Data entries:

# # #

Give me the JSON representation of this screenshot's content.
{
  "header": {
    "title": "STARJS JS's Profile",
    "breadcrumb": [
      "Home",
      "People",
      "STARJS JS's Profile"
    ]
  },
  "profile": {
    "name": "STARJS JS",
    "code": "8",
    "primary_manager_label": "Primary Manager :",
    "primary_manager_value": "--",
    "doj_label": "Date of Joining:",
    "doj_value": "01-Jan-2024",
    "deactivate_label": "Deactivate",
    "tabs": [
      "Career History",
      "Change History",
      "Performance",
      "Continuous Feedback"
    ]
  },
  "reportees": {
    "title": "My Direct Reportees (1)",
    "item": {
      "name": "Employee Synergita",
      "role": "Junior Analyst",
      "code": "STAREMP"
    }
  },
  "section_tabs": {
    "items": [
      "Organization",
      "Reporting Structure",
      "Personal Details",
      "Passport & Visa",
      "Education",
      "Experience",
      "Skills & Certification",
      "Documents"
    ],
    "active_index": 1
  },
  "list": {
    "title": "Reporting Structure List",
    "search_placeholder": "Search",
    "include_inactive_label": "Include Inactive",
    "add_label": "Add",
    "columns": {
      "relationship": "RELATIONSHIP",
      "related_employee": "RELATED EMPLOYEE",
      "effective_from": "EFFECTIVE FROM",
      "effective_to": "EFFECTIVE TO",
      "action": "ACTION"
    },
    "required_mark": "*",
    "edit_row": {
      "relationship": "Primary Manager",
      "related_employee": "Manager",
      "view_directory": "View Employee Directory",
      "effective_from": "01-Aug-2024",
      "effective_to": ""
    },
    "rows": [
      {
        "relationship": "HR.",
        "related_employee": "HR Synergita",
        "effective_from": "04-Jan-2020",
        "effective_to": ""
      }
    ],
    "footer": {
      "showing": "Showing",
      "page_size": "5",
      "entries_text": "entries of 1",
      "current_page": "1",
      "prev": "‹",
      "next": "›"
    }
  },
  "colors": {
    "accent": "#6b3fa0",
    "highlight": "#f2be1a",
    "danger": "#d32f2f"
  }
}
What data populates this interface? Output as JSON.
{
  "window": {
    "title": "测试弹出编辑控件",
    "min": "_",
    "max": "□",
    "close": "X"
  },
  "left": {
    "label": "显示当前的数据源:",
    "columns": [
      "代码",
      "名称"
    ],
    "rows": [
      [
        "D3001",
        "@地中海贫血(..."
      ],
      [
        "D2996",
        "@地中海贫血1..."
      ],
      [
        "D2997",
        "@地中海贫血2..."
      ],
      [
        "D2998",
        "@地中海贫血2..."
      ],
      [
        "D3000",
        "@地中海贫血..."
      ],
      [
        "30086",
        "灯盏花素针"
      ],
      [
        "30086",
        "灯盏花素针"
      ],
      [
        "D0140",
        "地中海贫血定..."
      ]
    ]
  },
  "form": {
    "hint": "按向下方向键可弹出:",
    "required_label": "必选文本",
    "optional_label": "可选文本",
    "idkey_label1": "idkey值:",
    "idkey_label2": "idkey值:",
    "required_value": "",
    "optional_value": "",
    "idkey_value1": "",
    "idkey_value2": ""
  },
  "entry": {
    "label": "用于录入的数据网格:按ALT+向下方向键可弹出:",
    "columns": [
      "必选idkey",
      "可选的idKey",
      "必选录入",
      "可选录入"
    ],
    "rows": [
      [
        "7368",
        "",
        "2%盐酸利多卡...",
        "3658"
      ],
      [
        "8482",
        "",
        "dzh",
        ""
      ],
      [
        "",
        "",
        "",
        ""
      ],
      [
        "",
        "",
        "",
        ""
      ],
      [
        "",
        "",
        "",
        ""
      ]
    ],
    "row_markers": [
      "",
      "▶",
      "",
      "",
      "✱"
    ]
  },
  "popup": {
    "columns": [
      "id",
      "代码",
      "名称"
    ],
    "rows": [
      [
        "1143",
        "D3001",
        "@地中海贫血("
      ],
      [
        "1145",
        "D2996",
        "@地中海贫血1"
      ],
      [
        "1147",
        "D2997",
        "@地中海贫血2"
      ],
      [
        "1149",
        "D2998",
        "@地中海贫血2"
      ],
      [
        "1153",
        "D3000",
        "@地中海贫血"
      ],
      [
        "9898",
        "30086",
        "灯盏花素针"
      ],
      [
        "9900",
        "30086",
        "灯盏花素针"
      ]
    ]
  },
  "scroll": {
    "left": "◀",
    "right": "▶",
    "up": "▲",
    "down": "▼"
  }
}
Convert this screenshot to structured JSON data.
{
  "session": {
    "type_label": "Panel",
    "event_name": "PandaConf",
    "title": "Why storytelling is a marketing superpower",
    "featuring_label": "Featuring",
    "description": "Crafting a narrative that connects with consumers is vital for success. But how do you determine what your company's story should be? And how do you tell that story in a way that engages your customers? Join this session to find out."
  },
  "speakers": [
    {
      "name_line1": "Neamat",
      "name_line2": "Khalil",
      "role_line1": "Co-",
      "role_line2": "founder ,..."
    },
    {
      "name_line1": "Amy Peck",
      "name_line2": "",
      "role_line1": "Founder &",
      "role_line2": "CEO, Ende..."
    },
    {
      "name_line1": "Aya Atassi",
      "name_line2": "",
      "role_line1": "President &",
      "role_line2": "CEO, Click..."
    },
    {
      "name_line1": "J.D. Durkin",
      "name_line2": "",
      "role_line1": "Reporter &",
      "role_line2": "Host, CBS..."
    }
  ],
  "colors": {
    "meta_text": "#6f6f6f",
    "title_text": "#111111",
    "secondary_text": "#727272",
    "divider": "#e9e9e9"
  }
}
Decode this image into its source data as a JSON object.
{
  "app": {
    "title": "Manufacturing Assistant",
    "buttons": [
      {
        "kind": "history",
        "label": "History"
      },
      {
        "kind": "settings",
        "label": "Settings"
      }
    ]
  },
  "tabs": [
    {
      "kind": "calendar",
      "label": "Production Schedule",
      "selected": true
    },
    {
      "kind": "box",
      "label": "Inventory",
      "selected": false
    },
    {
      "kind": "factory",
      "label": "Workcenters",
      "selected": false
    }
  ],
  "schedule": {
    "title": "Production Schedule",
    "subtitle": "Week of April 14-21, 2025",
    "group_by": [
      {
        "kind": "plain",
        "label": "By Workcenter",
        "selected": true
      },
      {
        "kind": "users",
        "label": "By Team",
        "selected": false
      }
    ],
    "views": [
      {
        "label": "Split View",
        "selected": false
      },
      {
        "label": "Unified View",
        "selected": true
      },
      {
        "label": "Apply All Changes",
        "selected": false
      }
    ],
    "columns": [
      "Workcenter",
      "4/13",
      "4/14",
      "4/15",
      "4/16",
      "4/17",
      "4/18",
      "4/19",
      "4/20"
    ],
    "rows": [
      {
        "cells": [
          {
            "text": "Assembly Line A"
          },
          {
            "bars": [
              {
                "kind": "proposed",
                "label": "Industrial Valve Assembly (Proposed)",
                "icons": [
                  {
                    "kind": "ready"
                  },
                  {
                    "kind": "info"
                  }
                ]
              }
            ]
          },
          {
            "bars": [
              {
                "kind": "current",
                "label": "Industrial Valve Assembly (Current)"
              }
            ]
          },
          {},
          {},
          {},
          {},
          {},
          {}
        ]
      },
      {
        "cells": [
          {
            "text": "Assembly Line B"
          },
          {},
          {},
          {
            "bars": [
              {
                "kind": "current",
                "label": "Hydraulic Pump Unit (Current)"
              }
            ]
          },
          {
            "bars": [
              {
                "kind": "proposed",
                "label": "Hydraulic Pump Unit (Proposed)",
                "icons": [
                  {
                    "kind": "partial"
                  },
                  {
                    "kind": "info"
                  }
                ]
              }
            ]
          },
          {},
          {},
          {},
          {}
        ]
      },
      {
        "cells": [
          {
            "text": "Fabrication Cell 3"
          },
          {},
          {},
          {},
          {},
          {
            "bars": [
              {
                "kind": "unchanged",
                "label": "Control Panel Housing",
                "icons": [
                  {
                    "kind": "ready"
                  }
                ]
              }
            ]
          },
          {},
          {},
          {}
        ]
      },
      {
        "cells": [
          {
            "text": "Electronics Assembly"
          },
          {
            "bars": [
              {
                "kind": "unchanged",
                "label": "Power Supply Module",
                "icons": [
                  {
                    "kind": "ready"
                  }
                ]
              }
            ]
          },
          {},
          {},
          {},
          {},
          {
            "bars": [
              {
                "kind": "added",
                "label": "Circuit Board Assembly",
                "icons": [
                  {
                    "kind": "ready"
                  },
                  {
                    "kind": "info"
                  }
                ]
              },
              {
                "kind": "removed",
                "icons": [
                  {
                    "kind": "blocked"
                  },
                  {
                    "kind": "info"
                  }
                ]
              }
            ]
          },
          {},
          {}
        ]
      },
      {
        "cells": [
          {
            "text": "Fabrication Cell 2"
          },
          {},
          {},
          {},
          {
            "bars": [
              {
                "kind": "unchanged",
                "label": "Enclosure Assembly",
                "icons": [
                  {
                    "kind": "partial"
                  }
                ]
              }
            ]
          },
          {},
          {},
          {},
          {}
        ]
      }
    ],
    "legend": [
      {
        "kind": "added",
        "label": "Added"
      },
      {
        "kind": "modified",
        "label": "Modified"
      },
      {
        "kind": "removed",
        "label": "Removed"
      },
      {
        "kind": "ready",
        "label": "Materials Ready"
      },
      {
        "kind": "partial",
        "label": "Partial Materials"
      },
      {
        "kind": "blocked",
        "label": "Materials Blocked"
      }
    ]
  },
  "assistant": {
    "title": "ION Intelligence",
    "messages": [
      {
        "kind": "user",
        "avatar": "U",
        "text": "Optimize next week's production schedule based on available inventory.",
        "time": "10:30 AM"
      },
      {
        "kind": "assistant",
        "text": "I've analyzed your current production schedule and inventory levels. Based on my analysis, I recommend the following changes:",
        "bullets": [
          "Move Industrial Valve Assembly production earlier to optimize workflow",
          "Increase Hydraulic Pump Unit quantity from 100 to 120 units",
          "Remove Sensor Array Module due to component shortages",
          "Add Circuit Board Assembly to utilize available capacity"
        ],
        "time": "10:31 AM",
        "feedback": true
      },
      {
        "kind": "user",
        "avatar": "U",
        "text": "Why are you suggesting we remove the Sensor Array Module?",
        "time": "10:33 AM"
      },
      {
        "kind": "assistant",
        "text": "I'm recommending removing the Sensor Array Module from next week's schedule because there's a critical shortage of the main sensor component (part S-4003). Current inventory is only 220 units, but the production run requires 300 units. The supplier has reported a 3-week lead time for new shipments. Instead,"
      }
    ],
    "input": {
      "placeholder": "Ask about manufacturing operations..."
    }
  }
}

# # #

A line counts if it holds the word "session". Work out how many lines in the listing count, and give only that number.

2